§ **Written request**: Look through the material below and give the number of lines holding "legend", with no other words.
################
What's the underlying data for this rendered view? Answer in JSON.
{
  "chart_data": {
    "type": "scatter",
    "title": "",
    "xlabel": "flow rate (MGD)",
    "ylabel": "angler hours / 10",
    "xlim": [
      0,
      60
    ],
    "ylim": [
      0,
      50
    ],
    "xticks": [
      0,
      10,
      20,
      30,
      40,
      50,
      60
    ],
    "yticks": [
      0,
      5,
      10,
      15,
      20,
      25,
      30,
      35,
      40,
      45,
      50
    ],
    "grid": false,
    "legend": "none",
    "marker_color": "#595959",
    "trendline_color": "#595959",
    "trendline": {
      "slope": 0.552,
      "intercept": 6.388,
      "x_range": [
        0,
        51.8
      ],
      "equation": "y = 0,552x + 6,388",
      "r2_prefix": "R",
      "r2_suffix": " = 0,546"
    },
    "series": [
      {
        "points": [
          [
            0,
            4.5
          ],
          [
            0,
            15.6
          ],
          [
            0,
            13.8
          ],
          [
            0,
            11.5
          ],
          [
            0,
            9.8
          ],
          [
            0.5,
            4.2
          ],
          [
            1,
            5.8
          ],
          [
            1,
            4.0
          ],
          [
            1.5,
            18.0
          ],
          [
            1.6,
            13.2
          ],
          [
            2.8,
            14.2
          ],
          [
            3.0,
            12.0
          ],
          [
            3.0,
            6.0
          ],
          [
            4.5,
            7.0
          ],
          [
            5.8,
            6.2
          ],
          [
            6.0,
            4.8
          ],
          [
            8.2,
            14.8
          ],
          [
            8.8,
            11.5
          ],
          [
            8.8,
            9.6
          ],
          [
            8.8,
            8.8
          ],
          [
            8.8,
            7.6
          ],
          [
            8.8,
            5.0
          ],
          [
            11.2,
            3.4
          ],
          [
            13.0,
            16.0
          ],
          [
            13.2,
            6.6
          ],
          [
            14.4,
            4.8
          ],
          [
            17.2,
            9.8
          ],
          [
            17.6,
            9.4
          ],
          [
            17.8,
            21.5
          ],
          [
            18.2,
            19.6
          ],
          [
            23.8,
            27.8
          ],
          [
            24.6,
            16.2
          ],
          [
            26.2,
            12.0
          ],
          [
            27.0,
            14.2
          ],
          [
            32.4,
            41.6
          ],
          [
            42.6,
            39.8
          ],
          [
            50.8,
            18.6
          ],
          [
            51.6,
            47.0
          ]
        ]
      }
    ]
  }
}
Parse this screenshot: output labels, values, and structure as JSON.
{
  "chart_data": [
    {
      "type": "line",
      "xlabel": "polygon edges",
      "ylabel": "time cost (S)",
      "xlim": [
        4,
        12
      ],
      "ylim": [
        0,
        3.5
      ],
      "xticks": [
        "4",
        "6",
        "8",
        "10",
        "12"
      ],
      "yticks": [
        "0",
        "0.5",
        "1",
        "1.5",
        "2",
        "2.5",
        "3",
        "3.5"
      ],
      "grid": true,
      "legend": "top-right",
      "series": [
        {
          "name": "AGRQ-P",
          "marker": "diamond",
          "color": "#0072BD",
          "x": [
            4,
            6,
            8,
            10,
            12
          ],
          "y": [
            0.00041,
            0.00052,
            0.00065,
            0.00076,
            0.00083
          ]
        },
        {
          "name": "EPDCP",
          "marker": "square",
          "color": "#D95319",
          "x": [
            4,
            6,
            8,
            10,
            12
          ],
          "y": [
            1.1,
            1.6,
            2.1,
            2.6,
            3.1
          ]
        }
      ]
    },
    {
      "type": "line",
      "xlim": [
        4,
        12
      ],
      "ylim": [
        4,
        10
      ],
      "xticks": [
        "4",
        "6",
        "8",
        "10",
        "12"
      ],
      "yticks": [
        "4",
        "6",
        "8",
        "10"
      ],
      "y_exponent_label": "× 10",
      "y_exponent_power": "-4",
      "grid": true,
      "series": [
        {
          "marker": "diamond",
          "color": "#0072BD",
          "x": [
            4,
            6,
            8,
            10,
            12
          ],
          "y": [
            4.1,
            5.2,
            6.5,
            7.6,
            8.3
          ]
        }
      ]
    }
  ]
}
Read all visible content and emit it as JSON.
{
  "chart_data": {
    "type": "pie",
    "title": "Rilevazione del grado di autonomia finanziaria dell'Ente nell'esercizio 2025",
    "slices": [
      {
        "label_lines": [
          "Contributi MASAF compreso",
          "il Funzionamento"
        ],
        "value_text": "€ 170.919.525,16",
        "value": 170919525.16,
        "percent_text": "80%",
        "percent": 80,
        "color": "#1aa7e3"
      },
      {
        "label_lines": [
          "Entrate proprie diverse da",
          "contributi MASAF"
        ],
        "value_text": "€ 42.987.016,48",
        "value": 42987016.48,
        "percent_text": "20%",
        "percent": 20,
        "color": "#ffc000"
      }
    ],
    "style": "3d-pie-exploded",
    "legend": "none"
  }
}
################
§ **Exercise result**: 3